■ **What is expected**: Search the listing for the string "content" and copy every line that contains it.

■ **Raw data**:
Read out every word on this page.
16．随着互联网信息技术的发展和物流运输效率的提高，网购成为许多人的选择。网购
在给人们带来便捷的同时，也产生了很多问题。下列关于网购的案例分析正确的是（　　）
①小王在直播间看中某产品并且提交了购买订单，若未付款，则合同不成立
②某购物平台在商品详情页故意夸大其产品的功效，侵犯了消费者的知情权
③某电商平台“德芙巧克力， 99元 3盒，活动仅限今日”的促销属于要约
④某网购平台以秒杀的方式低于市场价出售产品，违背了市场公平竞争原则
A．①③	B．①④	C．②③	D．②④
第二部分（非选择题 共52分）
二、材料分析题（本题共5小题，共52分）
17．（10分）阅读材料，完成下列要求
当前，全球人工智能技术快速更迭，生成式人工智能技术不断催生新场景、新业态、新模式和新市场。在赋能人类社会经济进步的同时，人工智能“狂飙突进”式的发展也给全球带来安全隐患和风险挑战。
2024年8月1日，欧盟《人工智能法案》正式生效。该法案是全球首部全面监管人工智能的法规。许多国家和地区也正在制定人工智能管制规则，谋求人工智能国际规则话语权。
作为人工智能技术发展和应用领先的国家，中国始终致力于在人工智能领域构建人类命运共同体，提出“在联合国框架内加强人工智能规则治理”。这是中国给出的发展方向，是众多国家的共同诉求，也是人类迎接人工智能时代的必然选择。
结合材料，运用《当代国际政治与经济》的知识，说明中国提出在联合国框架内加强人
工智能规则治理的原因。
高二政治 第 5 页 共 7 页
--
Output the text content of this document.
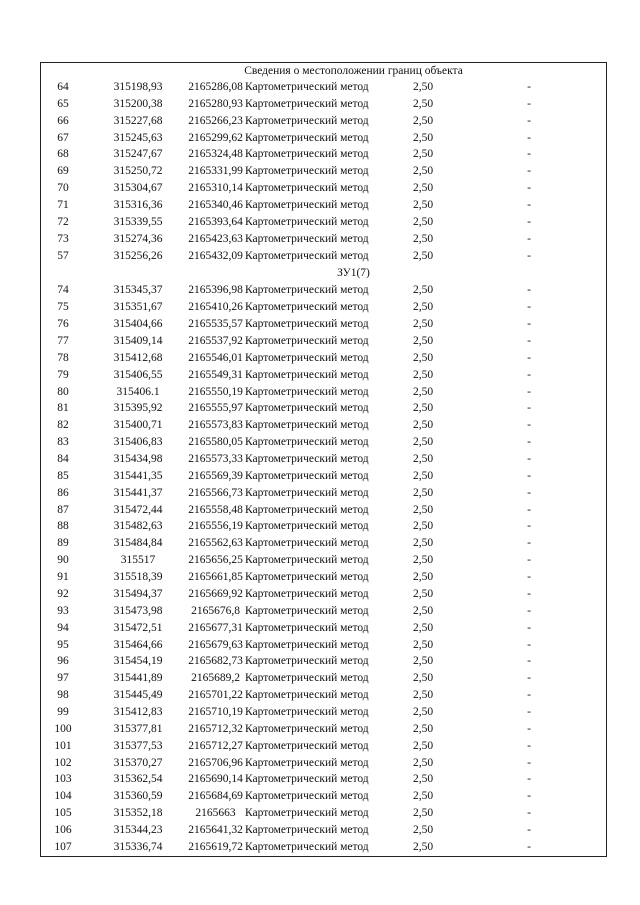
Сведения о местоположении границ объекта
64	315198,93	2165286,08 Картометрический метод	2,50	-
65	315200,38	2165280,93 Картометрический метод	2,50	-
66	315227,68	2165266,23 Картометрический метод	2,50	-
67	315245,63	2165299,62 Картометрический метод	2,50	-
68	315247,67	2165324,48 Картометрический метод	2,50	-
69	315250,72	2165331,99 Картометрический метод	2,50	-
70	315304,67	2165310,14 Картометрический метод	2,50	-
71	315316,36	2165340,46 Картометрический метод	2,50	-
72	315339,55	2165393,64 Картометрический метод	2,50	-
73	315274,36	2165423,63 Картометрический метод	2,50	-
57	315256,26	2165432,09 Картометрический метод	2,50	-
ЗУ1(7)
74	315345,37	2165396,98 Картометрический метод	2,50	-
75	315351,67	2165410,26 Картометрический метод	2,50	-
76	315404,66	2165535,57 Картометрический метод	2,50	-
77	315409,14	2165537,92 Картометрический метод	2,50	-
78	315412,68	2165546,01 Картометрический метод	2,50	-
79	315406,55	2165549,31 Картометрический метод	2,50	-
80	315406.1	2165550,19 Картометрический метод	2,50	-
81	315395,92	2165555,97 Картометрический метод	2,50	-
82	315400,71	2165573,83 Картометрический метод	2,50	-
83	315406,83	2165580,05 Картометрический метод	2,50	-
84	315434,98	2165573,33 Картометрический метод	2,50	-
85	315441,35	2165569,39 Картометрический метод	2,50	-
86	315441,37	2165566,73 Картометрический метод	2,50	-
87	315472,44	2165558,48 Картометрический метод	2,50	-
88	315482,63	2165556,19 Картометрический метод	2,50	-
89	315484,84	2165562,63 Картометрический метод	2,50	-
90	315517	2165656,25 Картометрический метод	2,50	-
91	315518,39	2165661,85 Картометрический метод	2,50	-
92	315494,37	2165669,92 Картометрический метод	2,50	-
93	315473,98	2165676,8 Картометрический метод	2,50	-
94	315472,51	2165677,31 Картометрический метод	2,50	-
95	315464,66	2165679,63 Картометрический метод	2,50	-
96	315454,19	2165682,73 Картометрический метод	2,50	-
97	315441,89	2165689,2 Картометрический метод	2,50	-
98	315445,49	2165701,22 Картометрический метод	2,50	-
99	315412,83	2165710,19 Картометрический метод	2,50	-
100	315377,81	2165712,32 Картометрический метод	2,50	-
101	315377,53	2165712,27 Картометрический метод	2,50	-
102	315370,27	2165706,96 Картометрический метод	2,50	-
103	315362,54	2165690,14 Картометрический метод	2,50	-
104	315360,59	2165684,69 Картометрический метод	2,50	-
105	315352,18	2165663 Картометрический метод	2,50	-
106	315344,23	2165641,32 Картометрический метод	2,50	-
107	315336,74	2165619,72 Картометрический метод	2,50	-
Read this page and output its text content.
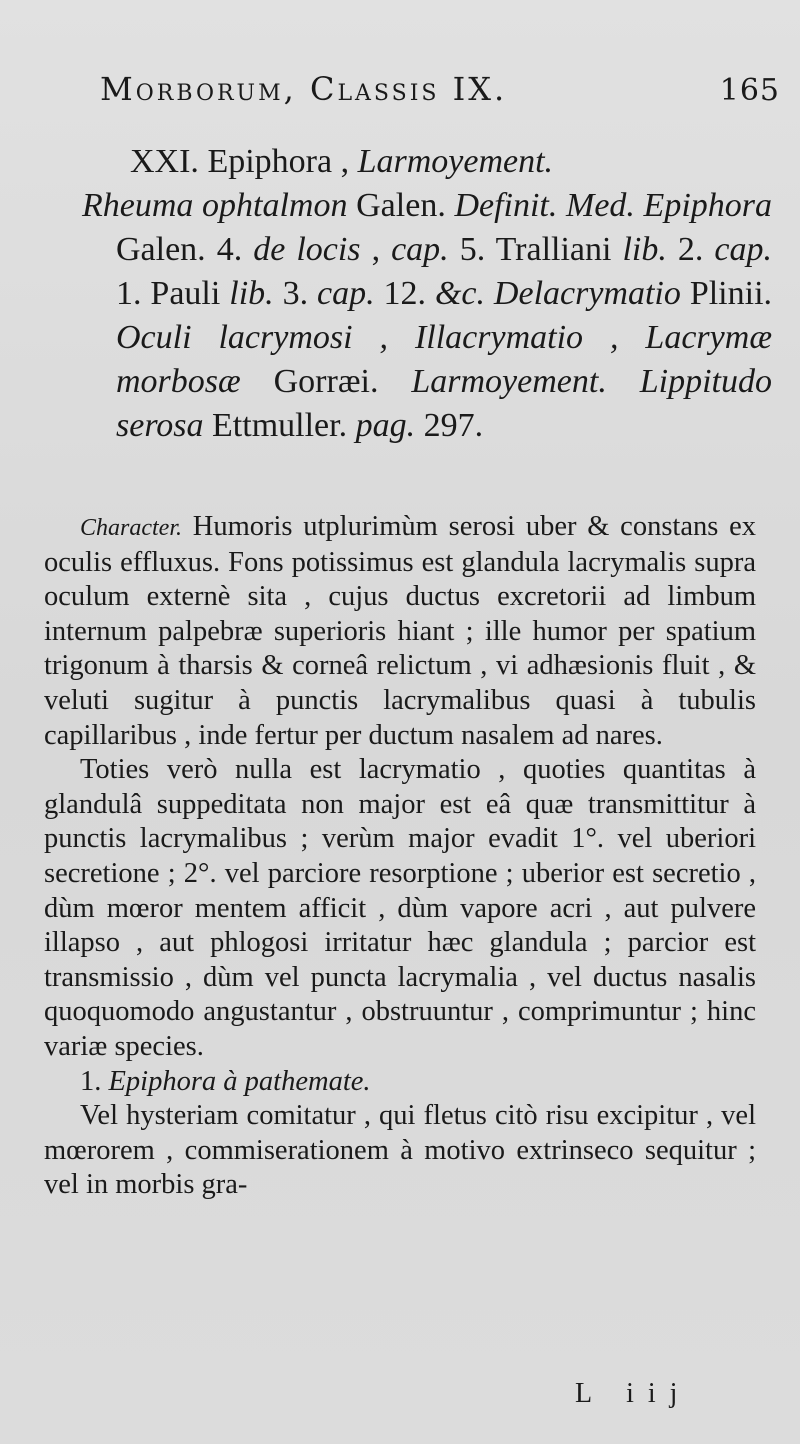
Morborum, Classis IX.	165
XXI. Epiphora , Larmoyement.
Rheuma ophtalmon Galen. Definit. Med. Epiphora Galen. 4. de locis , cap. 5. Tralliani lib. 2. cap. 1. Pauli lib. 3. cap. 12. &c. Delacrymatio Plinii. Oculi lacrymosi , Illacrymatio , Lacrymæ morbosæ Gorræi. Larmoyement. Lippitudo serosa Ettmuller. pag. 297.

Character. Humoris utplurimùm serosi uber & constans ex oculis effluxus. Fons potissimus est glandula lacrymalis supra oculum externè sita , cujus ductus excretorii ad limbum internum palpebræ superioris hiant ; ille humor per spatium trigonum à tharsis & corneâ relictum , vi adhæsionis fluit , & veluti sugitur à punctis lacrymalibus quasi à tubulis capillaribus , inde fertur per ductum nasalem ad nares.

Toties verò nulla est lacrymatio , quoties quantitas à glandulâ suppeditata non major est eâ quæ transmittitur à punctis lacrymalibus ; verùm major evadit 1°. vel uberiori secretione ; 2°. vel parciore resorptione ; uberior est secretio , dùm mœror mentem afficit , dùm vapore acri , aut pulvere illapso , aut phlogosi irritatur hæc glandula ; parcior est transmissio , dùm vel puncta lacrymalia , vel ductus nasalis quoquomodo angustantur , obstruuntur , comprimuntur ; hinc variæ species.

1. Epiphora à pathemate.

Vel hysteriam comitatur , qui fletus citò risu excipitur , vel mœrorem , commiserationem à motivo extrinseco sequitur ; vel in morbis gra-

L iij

■ **The solution**:
Output the text content of this document.
Read this page and output its text content.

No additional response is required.